## Objective
Please repeat all of the listing exactly.

## Records provided
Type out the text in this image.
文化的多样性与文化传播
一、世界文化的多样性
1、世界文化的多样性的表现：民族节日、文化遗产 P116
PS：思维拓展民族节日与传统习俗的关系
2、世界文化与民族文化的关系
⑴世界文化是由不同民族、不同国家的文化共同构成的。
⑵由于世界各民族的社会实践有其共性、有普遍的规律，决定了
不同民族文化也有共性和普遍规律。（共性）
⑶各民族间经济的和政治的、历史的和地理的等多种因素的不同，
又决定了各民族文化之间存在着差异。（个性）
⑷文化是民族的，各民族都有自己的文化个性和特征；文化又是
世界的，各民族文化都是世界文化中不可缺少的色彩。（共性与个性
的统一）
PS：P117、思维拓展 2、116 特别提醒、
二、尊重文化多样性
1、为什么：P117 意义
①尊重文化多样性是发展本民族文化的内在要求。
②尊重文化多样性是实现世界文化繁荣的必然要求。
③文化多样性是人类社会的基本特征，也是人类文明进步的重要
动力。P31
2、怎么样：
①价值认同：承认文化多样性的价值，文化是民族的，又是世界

## Answer to the problem
Type out the text in this image.
文化的多样性与文化传播
一、世界文化的多样性
1、世界文化的多样性的表现：民族节日、文化遗产 P116
PS：思维拓展民族节日与传统习俗的关系
2、世界文化与民族文化的关系
⑴世界文化是由不同民族、不同国家的文化共同构成的。
⑵由于世界各民族的社会实践有其共性、有普遍的规律，决定了
不同民族文化也有共性和普遍规律。（共性）
⑶各民族间经济的和政治的、历史的和地理的等多种因素的不同，
又决定了各民族文化之间存在着差异。（个性）
⑷文化是民族的，各民族都有自己的文化个性和特征；文化又是
世界的，各民族文化都是世界文化中不可缺少的色彩。（共性与个性
的统一）
PS：P117、思维拓展 2、116 特别提醒、
二、尊重文化多样性
1、为什么：P117 意义
①尊重文化多样性是发展本民族文化的内在要求。
②尊重文化多样性是实现世界文化繁荣的必然要求。
③文化多样性是人类社会的基本特征，也是人类文明进步的重要
动力。P31
2、怎么样：
①价值认同：承认文化多样性的价值，文化是民族的，又是世界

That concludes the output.